SET EXERCISE:
Go through the listing and set it down exactly, leaving out its pictures.

DATASET RECORDS start

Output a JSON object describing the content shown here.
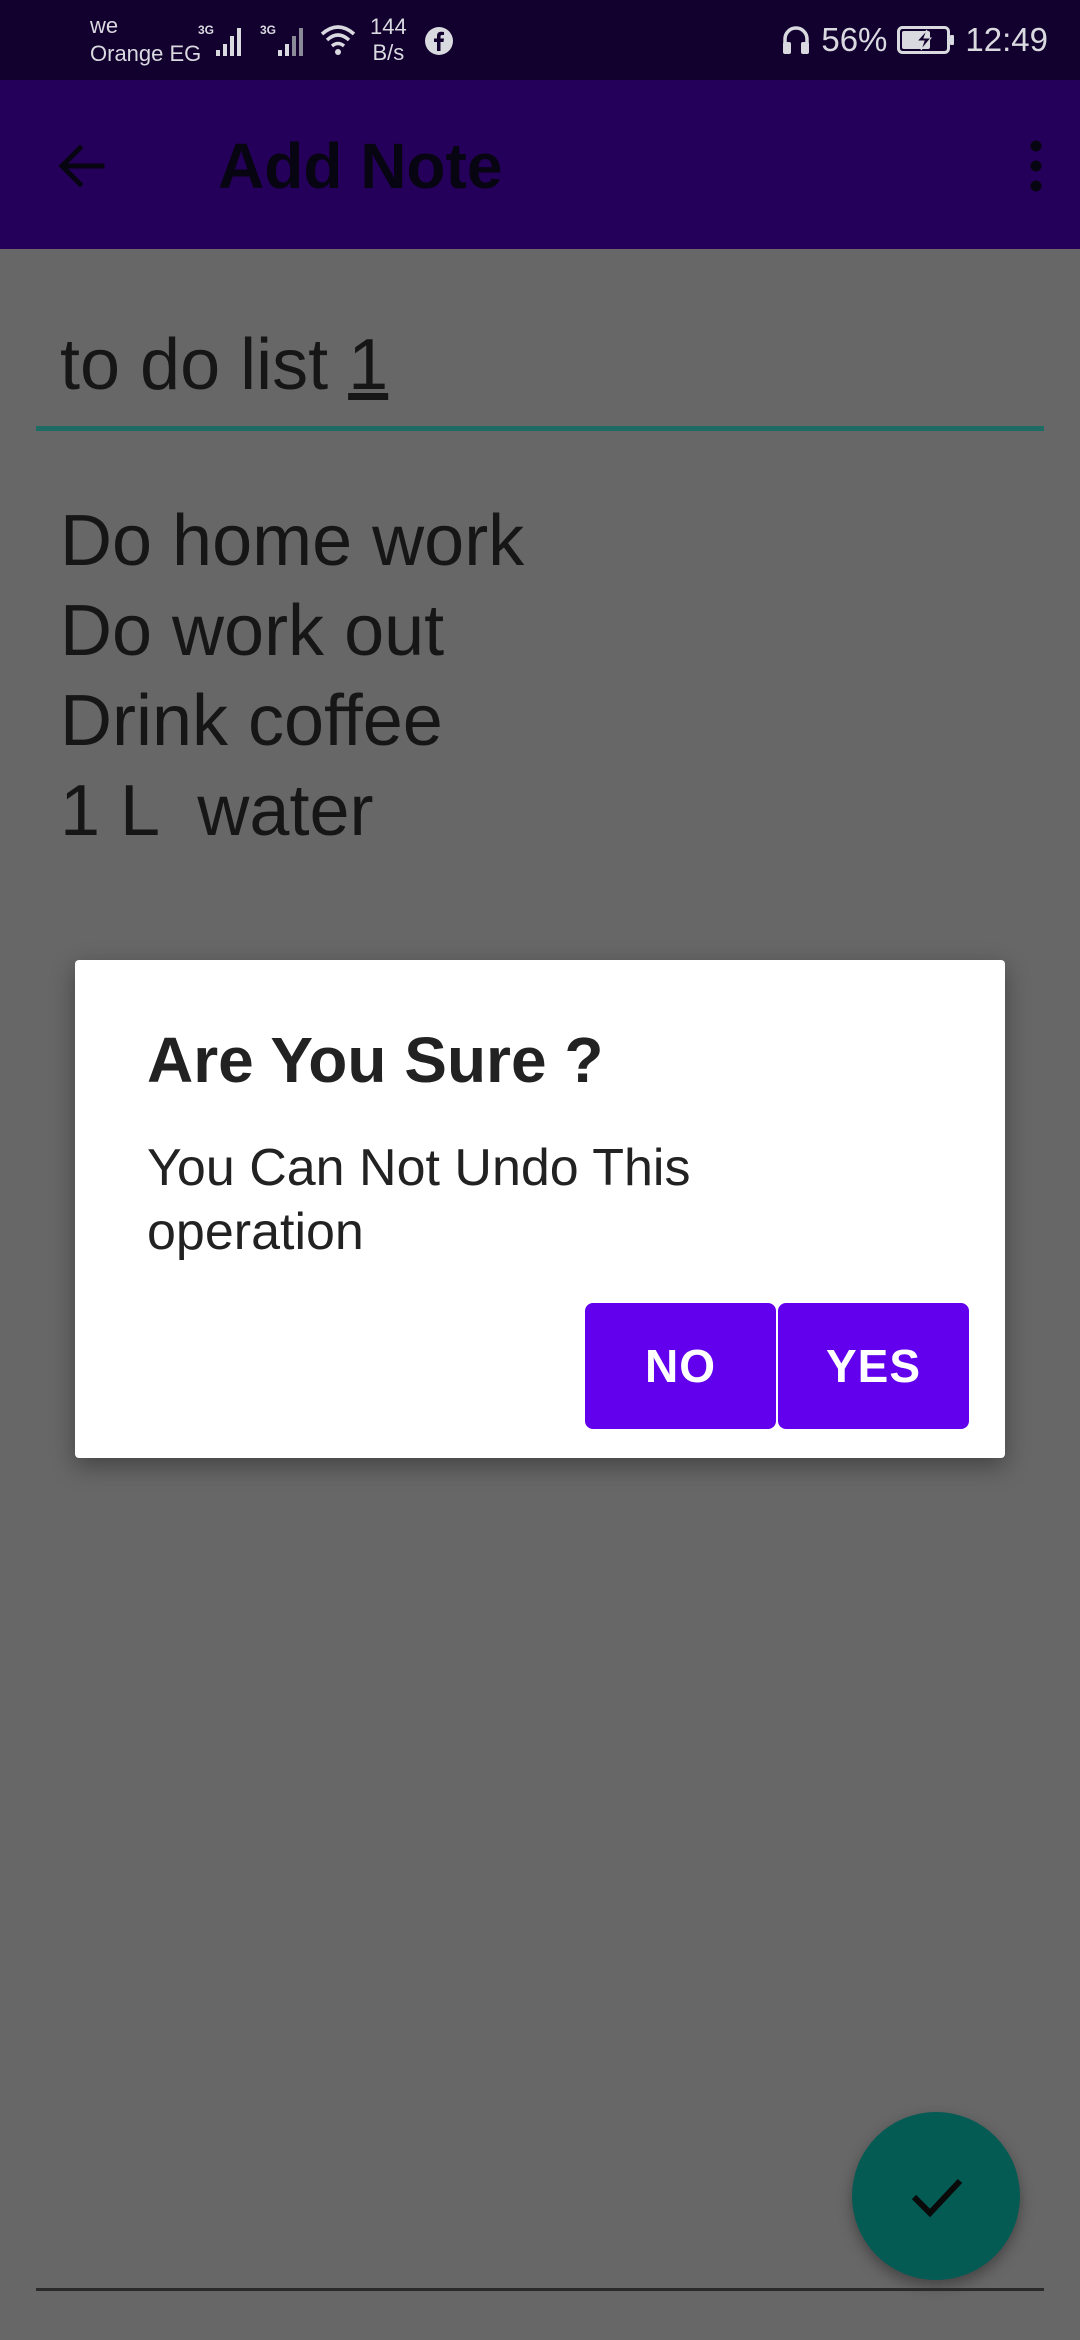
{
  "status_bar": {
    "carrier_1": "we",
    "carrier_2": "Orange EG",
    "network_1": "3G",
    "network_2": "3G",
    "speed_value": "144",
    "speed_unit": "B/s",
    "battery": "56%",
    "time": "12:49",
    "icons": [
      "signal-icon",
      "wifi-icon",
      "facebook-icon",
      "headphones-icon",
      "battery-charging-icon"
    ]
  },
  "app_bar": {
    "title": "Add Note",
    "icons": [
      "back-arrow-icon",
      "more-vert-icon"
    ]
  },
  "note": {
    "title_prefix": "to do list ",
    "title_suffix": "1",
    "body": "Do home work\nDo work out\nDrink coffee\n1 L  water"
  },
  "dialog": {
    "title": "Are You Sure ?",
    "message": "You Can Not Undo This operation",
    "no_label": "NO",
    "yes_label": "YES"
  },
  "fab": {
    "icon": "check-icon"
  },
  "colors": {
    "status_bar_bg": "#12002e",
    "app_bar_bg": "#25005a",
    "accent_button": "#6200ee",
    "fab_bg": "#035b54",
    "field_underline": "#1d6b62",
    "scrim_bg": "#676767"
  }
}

DATASET RECORDS end

CORRECT ANSWER:
Output a JSON object describing the content shown here.
{
  "status_bar": {
    "carrier_1": "we",
    "carrier_2": "Orange EG",
    "network_1": "3G",
    "network_2": "3G",
    "speed_value": "144",
    "speed_unit": "B/s",
    "battery": "56%",
    "time": "12:49",
    "icons": [
      "signal-icon",
      "wifi-icon",
      "facebook-icon",
      "headphones-icon",
      "battery-charging-icon"
    ]
  },
  "app_bar": {
    "title": "Add Note",
    "icons": [
      "back-arrow-icon",
      "more-vert-icon"
    ]
  },
  "note": {
    "title_prefix": "to do list ",
    "title_suffix": "1",
    "body": "Do home work\nDo work out\nDrink coffee\n1 L  water"
  },
  "dialog": {
    "title": "Are You Sure ?",
    "message": "You Can Not Undo This operation",
    "no_label": "NO",
    "yes_label": "YES"
  },
  "fab": {
    "icon": "check-icon"
  },
  "colors": {
    "status_bar_bg": "#12002e",
    "app_bar_bg": "#25005a",
    "accent_button": "#6200ee",
    "fab_bg": "#035b54",
    "field_underline": "#1d6b62",
    "scrim_bg": "#676767"
  }
}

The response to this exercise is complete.